◆ Aim of the exercise:
Write down every entry below once more, exactly.

★ ★ ★

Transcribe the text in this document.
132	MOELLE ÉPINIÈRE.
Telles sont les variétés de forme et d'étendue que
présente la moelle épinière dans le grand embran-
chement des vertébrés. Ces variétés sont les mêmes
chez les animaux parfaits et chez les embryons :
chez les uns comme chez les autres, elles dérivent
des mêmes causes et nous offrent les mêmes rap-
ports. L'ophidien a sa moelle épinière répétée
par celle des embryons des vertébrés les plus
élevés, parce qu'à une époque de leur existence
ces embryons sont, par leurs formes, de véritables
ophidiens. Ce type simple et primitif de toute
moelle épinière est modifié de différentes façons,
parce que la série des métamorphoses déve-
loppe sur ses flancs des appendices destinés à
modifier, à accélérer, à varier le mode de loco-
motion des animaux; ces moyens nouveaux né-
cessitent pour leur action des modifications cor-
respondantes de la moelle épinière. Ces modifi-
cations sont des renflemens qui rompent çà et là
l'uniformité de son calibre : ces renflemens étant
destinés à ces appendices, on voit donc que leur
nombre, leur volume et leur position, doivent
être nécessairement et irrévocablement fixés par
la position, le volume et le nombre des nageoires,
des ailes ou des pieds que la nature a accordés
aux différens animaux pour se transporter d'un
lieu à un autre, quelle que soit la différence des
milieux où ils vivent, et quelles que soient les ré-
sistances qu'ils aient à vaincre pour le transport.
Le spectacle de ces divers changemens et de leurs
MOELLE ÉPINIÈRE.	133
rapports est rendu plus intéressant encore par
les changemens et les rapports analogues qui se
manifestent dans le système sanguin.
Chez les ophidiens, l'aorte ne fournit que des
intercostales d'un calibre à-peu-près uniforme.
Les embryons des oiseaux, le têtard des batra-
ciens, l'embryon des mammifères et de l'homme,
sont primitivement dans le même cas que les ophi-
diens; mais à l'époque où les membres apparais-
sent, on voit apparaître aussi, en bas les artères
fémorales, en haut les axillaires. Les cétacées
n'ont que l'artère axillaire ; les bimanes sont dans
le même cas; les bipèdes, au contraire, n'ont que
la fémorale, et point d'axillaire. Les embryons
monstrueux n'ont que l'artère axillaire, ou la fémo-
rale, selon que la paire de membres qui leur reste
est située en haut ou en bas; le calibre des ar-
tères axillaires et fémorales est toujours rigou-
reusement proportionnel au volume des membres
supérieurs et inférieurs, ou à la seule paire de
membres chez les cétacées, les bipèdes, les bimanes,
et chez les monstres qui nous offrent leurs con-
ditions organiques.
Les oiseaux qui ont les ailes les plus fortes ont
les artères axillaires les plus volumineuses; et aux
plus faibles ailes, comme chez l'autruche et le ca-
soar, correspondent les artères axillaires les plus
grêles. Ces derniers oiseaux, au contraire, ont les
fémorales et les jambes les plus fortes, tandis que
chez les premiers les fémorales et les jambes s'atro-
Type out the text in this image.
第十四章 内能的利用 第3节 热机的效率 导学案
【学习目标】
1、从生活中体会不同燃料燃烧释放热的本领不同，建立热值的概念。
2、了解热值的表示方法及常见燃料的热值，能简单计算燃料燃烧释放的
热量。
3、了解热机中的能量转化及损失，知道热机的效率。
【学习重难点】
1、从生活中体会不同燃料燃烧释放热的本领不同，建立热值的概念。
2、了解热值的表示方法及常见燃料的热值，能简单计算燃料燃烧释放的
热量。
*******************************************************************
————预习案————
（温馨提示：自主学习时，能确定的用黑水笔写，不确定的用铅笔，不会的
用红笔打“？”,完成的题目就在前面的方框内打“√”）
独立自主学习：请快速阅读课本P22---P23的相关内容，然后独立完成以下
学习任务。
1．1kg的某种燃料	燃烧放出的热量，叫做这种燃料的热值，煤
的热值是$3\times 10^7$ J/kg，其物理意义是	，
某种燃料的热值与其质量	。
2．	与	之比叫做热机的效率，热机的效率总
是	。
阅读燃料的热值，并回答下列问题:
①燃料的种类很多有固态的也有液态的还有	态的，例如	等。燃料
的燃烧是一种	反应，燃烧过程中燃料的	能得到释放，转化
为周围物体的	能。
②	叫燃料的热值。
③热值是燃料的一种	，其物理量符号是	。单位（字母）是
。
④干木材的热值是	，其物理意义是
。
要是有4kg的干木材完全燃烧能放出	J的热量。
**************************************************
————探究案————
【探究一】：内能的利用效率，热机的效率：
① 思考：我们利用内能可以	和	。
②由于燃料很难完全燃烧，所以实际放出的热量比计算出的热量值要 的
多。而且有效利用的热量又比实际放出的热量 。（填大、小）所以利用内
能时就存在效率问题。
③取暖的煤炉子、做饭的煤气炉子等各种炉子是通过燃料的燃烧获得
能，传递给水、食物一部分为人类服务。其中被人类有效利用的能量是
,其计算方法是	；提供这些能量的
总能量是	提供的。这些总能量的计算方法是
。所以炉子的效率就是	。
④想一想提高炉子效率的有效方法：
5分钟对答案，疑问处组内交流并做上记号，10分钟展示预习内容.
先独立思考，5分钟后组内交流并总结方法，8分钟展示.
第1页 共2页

★ ★ ★

◆ Complete answer:
Transcribe the text in this document.
132	MOELLE ÉPINIÈRE.
Telles sont les variétés de forme et d'étendue que
présente la moelle épinière dans le grand embran-
chement des vertébrés. Ces variétés sont les mêmes
chez les animaux parfaits et chez les embryons :
chez les uns comme chez les autres, elles dérivent
des mêmes causes et nous offrent les mêmes rap-
ports. L'ophidien a sa moelle épinière répétée
par celle des embryons des vertébrés les plus
élevés, parce qu'à une époque de leur existence
ces embryons sont, par leurs formes, de véritables
ophidiens. Ce type simple et primitif de toute
moelle épinière est modifié de différentes façons,
parce que la série des métamorphoses déve-
loppe sur ses flancs des appendices destinés à
modifier, à accélérer, à varier le mode de loco-
motion des animaux; ces moyens nouveaux né-
cessitent pour leur action des modifications cor-
respondantes de la moelle épinière. Ces modifi-
cations sont des renflemens qui rompent çà et là
l'uniformité de son calibre : ces renflemens étant
destinés à ces appendices, on voit donc que leur
nombre, leur volume et leur position, doivent
être nécessairement et irrévocablement fixés par
la position, le volume et le nombre des nageoires,
des ailes ou des pieds que la nature a accordés
aux différens animaux pour se transporter d'un
lieu à un autre, quelle que soit la différence des
milieux où ils vivent, et quelles que soient les ré-
sistances qu'ils aient à vaincre pour le transport.
Le spectacle de ces divers changemens et de leurs
MOELLE ÉPINIÈRE.	133
rapports est rendu plus intéressant encore par
les changemens et les rapports analogues qui se
manifestent dans le système sanguin.
Chez les ophidiens, l'aorte ne fournit que des
intercostales d'un calibre à-peu-près uniforme.
Les embryons des oiseaux, le têtard des batra-
ciens, l'embryon des mammifères et de l'homme,
sont primitivement dans le même cas que les ophi-
diens; mais à l'époque où les membres apparais-
sent, on voit apparaître aussi, en bas les artères
fémorales, en haut les axillaires. Les cétacées
n'ont que l'artère axillaire ; les bimanes sont dans
le même cas; les bipèdes, au contraire, n'ont que
la fémorale, et point d'axillaire. Les embryons
monstrueux n'ont que l'artère axillaire, ou la fémo-
rale, selon que la paire de membres qui leur reste
est située en haut ou en bas; le calibre des ar-
tères axillaires et fémorales est toujours rigou-
reusement proportionnel au volume des membres
supérieurs et inférieurs, ou à la seule paire de
membres chez les cétacées, les bipèdes, les bimanes,
et chez les monstres qui nous offrent leurs con-
ditions organiques.
Les oiseaux qui ont les ailes les plus fortes ont
les artères axillaires les plus volumineuses; et aux
plus faibles ailes, comme chez l'autruche et le ca-
soar, correspondent les artères axillaires les plus
grêles. Ces derniers oiseaux, au contraire, ont les
fémorales et les jambes les plus fortes, tandis que
chez les premiers les fémorales et les jambes s'atro-
Type out the text in this image.
第十四章 内能的利用 第3节 热机的效率 导学案
【学习目标】
1、从生活中体会不同燃料燃烧释放热的本领不同，建立热值的概念。
2、了解热值的表示方法及常见燃料的热值，能简单计算燃料燃烧释放的
热量。
3、了解热机中的能量转化及损失，知道热机的效率。
【学习重难点】
1、从生活中体会不同燃料燃烧释放热的本领不同，建立热值的概念。
2、了解热值的表示方法及常见燃料的热值，能简单计算燃料燃烧释放的
热量。
*******************************************************************
————预习案————
（温馨提示：自主学习时，能确定的用黑水笔写，不确定的用铅笔，不会的
用红笔打“？”,完成的题目就在前面的方框内打“√”）
独立自主学习：请快速阅读课本P22---P23的相关内容，然后独立完成以下
学习任务。
1．1kg的某种燃料	燃烧放出的热量，叫做这种燃料的热值，煤
的热值是$3\times 10^7$ J/kg，其物理意义是	，
某种燃料的热值与其质量	。
2．	与	之比叫做热机的效率，热机的效率总
是	。
阅读燃料的热值，并回答下列问题:
①燃料的种类很多有固态的也有液态的还有	态的，例如	等。燃料
的燃烧是一种	反应，燃烧过程中燃料的	能得到释放，转化
为周围物体的	能。
②	叫燃料的热值。
③热值是燃料的一种	，其物理量符号是	。单位（字母）是
。
④干木材的热值是	，其物理意义是
。
要是有4kg的干木材完全燃烧能放出	J的热量。
**************************************************
————探究案————
【探究一】：内能的利用效率，热机的效率：
① 思考：我们利用内能可以	和	。
②由于燃料很难完全燃烧，所以实际放出的热量比计算出的热量值要 的
多。而且有效利用的热量又比实际放出的热量 。（填大、小）所以利用内
能时就存在效率问题。
③取暖的煤炉子、做饭的煤气炉子等各种炉子是通过燃料的燃烧获得
能，传递给水、食物一部分为人类服务。其中被人类有效利用的能量是
,其计算方法是	；提供这些能量的
总能量是	提供的。这些总能量的计算方法是
。所以炉子的效率就是	。
④想一想提高炉子效率的有效方法：
5分钟对答案，疑问处组内交流并做上记号，10分钟展示预习内容.
先独立思考，5分钟后组内交流并总结方法，8分钟展示.
第1页 共2页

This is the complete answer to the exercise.